>> Begin Data in this exercise

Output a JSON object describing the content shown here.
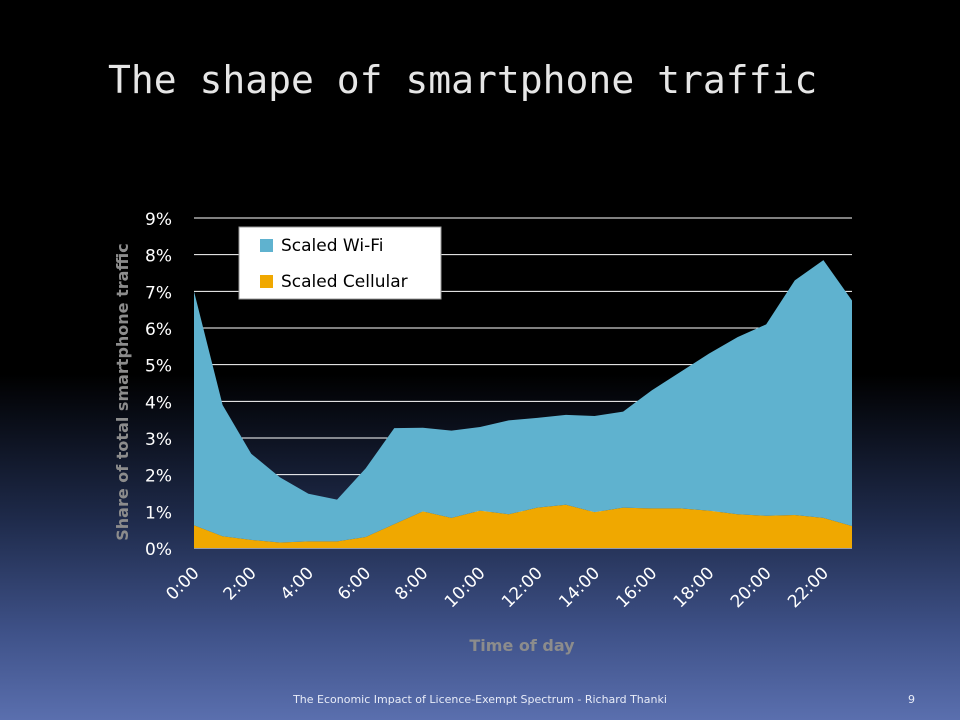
{
  "slide": {
    "title": "The shape of smartphone traffic",
    "footer": "The Economic Impact of Licence-Exempt Spectrum - Richard Thanki",
    "page_number": "9"
  },
  "chart_data": {
    "type": "area",
    "stacked": true,
    "xlabel": "Time of day",
    "ylabel": "Share of total smartphone traffic",
    "ylim": [
      0,
      9
    ],
    "yticks": [
      "0%",
      "1%",
      "2%",
      "3%",
      "4%",
      "5%",
      "6%",
      "7%",
      "8%",
      "9%"
    ],
    "x_tick_labels": [
      "0:00",
      "2:00",
      "4:00",
      "6:00",
      "8:00",
      "10:00",
      "12:00",
      "14:00",
      "16:00",
      "18:00",
      "20:00",
      "22:00"
    ],
    "x": [
      "0:00",
      "1:00",
      "2:00",
      "3:00",
      "4:00",
      "5:00",
      "6:00",
      "7:00",
      "8:00",
      "9:00",
      "10:00",
      "11:00",
      "12:00",
      "13:00",
      "14:00",
      "15:00",
      "16:00",
      "17:00",
      "18:00",
      "19:00",
      "20:00",
      "21:00",
      "22:00",
      "23:00"
    ],
    "grid": true,
    "legend_position": "top-left",
    "series": [
      {
        "name": "Scaled Cellular",
        "color": "#f0a800",
        "values": [
          0.62,
          0.32,
          0.22,
          0.15,
          0.18,
          0.18,
          0.3,
          0.65,
          1.0,
          0.82,
          1.02,
          0.92,
          1.1,
          1.18,
          0.98,
          1.1,
          1.08,
          1.08,
          1.02,
          0.92,
          0.88,
          0.9,
          0.82,
          0.6
        ]
      },
      {
        "name": "Scaled Wi-Fi",
        "color": "#5fb2cf",
        "values": [
          6.38,
          3.58,
          2.35,
          1.78,
          1.3,
          1.14,
          1.87,
          2.62,
          2.28,
          2.38,
          2.28,
          2.56,
          2.45,
          2.45,
          2.62,
          2.62,
          3.22,
          3.72,
          4.28,
          4.83,
          5.22,
          6.4,
          7.03,
          6.15
        ]
      }
    ],
    "legend_order": [
      "Scaled Wi-Fi",
      "Scaled Cellular"
    ]
  }
}
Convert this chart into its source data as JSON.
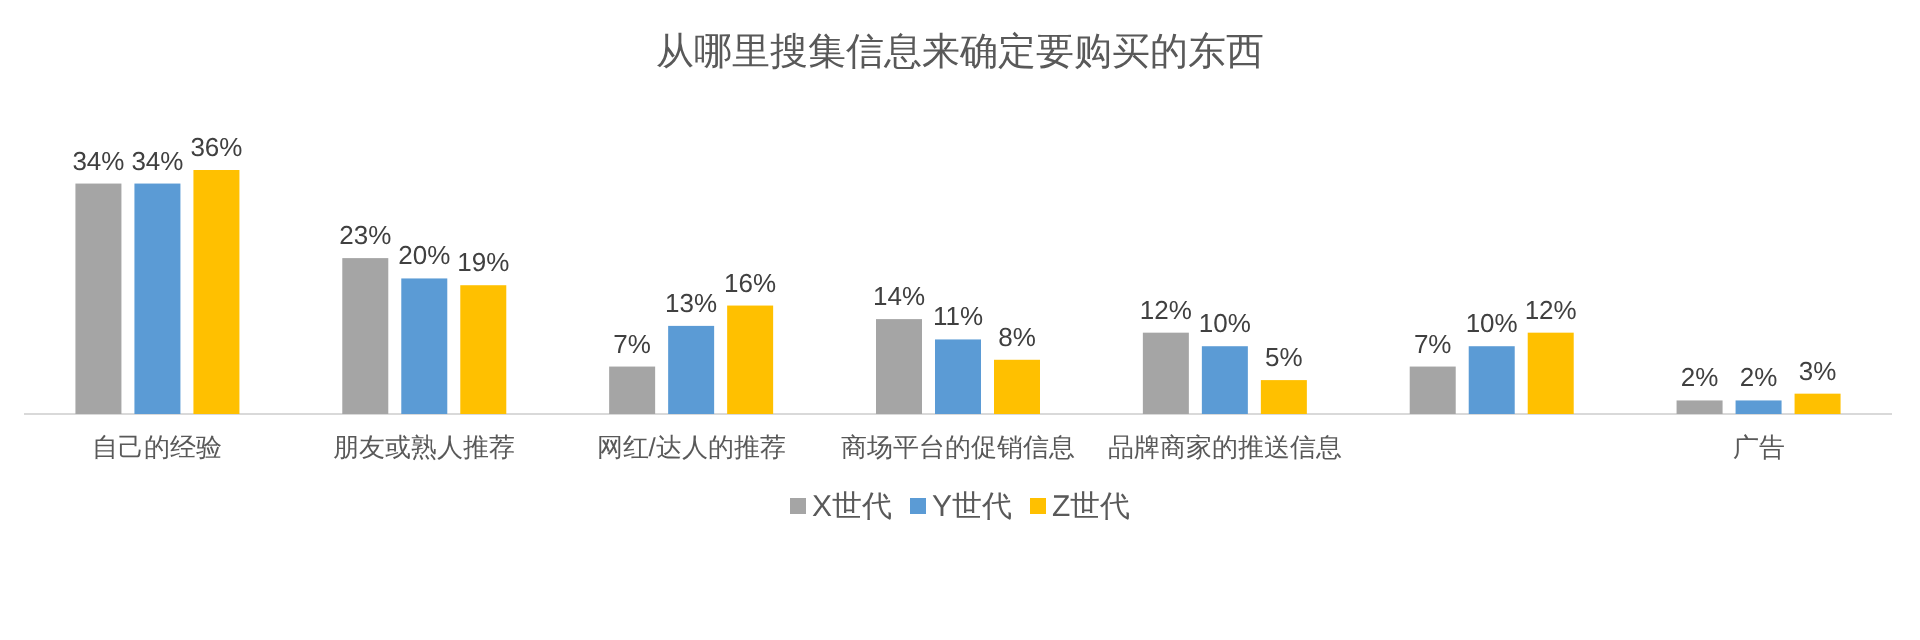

>> End Data in this exercise

__Exercise description__: From start to finish, output the listing exactly, but omit its pictures.

__Response to this exercise__:
Output a JSON object describing the content shown here.
{
  "slide": {
    "title": "The shape of smartphone traffic",
    "footer": "The Economic Impact of Licence-Exempt Spectrum - Richard Thanki",
    "page_number": "9"
  },
  "chart_data": {
    "type": "area",
    "stacked": true,
    "xlabel": "Time of day",
    "ylabel": "Share of total smartphone traffic",
    "ylim": [
      0,
      9
    ],
    "yticks": [
      "0%",
      "1%",
      "2%",
      "3%",
      "4%",
      "5%",
      "6%",
      "7%",
      "8%",
      "9%"
    ],
    "x_tick_labels": [
      "0:00",
      "2:00",
      "4:00",
      "6:00",
      "8:00",
      "10:00",
      "12:00",
      "14:00",
      "16:00",
      "18:00",
      "20:00",
      "22:00"
    ],
    "x": [
      "0:00",
      "1:00",
      "2:00",
      "3:00",
      "4:00",
      "5:00",
      "6:00",
      "7:00",
      "8:00",
      "9:00",
      "10:00",
      "11:00",
      "12:00",
      "13:00",
      "14:00",
      "15:00",
      "16:00",
      "17:00",
      "18:00",
      "19:00",
      "20:00",
      "21:00",
      "22:00",
      "23:00"
    ],
    "grid": true,
    "legend_position": "top-left",
    "series": [
      {
        "name": "Scaled Cellular",
        "color": "#f0a800",
        "values": [
          0.62,
          0.32,
          0.22,
          0.15,
          0.18,
          0.18,
          0.3,
          0.65,
          1.0,
          0.82,
          1.02,
          0.92,
          1.1,
          1.18,
          0.98,
          1.1,
          1.08,
          1.08,
          1.02,
          0.92,
          0.88,
          0.9,
          0.82,
          0.6
        ]
      },
      {
        "name": "Scaled Wi-Fi",
        "color": "#5fb2cf",
        "values": [
          6.38,
          3.58,
          2.35,
          1.78,
          1.3,
          1.14,
          1.87,
          2.62,
          2.28,
          2.38,
          2.28,
          2.56,
          2.45,
          2.45,
          2.62,
          2.62,
          3.22,
          3.72,
          4.28,
          4.83,
          5.22,
          6.4,
          7.03,
          6.15
        ]
      }
    ],
    "legend_order": [
      "Scaled Wi-Fi",
      "Scaled Cellular"
    ]
  }
}
Convert this chart into its source data as JSON.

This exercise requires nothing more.